# WHAT IS REQUIRED:
From the entries below, copy out every line with "ishlab" in it.

--- DATA LISTING ---

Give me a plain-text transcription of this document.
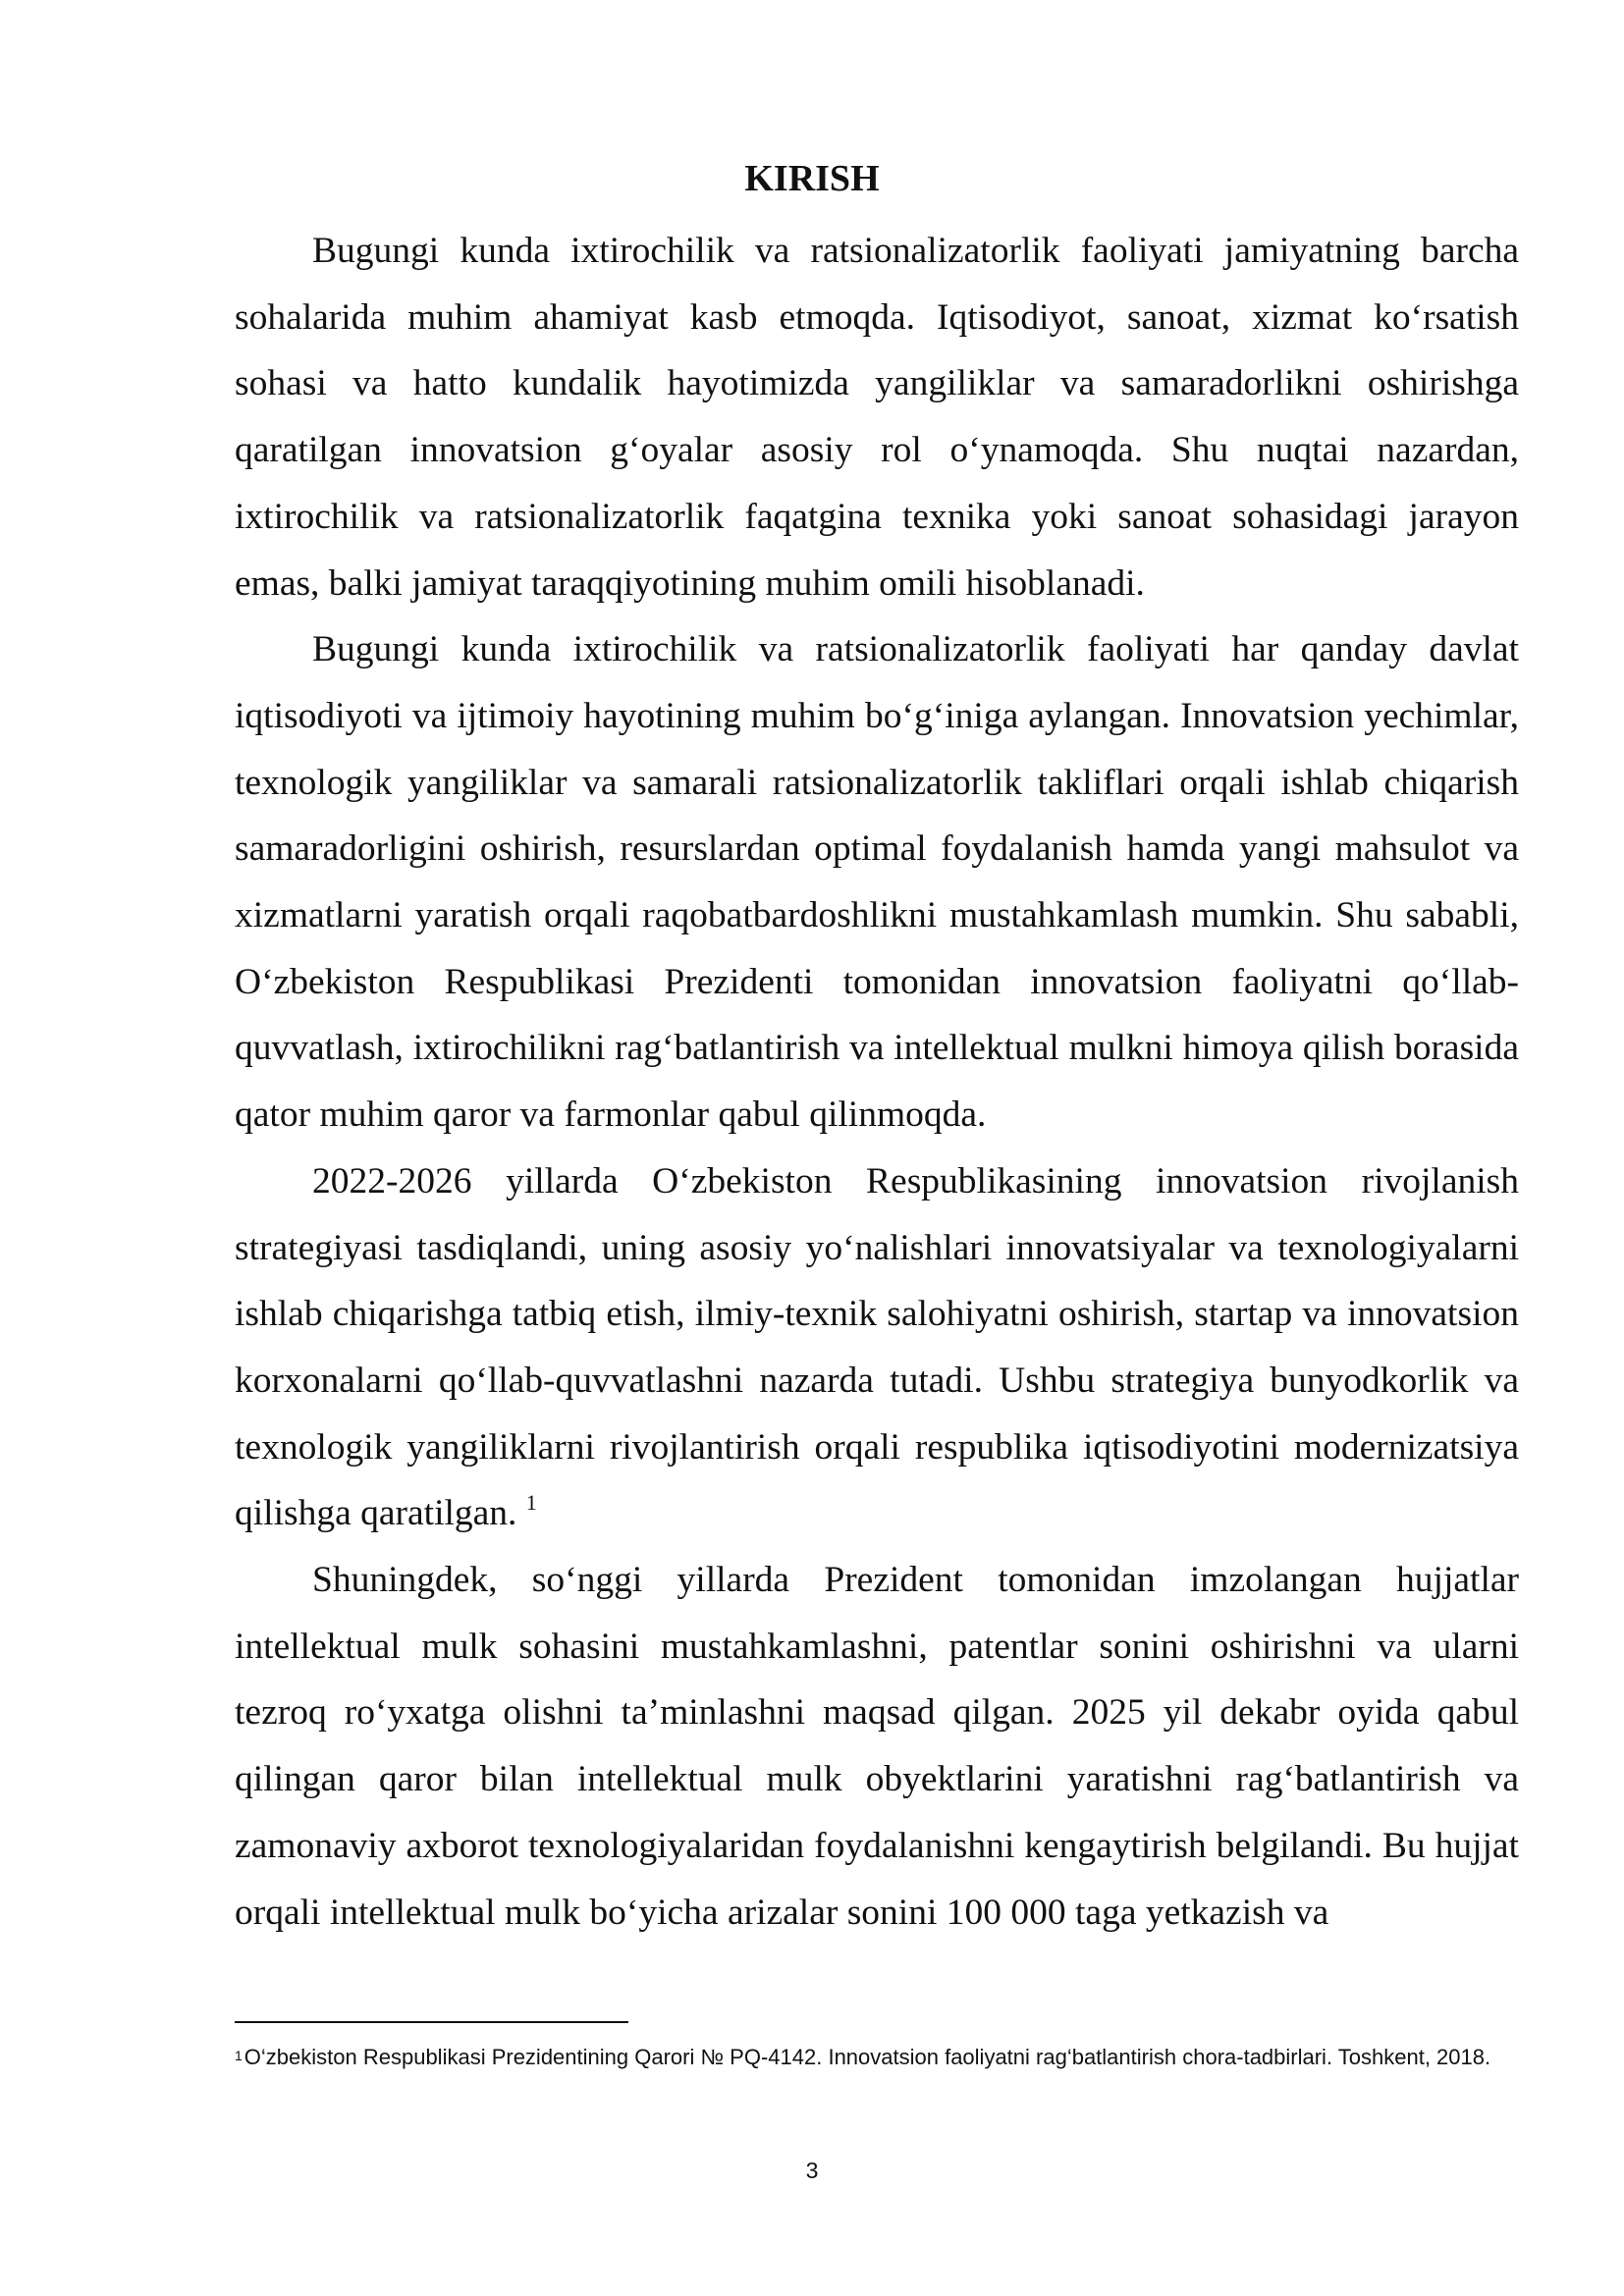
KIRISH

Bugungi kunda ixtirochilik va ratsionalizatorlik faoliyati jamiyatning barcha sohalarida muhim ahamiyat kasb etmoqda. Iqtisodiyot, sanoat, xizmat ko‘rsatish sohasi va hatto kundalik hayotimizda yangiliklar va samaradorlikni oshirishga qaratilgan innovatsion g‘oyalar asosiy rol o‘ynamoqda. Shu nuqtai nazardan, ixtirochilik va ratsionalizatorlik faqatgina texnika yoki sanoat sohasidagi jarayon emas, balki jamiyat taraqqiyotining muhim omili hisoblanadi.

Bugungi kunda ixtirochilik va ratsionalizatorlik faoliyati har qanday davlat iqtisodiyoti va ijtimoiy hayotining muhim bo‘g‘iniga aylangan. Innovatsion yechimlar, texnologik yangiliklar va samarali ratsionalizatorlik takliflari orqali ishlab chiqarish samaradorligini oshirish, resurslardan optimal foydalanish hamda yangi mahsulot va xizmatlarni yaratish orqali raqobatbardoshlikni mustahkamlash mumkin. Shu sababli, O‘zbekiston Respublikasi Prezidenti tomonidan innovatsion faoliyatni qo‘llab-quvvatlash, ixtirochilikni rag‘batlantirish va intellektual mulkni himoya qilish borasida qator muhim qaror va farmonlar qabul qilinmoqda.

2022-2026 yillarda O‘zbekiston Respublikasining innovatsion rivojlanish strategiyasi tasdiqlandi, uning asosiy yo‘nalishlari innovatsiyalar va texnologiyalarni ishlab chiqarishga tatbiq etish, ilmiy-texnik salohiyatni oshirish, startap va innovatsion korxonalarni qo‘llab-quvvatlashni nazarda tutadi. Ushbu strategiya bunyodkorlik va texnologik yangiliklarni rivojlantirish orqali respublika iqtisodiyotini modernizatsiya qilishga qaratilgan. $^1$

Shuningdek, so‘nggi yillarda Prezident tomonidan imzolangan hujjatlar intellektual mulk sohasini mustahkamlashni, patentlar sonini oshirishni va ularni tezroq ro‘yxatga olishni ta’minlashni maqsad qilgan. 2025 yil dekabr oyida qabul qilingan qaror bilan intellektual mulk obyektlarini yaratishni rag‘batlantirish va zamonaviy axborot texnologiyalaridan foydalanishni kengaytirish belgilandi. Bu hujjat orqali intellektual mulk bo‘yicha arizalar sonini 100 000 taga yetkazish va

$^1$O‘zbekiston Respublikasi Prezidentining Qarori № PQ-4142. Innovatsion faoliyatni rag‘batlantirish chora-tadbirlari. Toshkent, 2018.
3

---

# TASK OUTPUT:
Bugungi kunda ixtirochilik va ratsionalizatorlik faoliyati har qanday davlat iqtisodiyoti va ijtimoiy hayotining muhim bo‘g‘iniga aylangan. Innovatsion yechimlar, texnologik yangiliklar va samarali ratsionalizatorlik takliflari orqali ishlab chiqarish samaradorligini oshirish, resurslardan optimal foydalanish hamda yangi mahsulot va xizmatlarni yaratish orqali raqobatbardoshlikni mustahkamlash mumkin. Shu sababli, O‘zbekiston Respublikasi Prezidenti tomonidan innovatsion faoliyatni qo‘llab-quvvatlash, ixtirochilikni rag‘batlantirish va intellektual mulkni himoya qilish borasida qator muhim qaror va farmonlar qabul qilinmoqda.
2022-2026 yillarda O‘zbekiston Respublikasining innovatsion rivojlanish strategiyasi tasdiqlandi, uning asosiy yo‘nalishlari innovatsiyalar va texnologiyalarni ishlab chiqarishga tatbiq etish, ilmiy-texnik salohiyatni oshirish, startap va innovatsion korxonalarni qo‘llab-quvvatlashni nazarda tutadi. Ushbu strategiya bunyodkorlik va texnologik yangiliklarni rivojlantirish orqali respublika iqtisodiyotini modernizatsiya qilishga qaratilgan. $^1$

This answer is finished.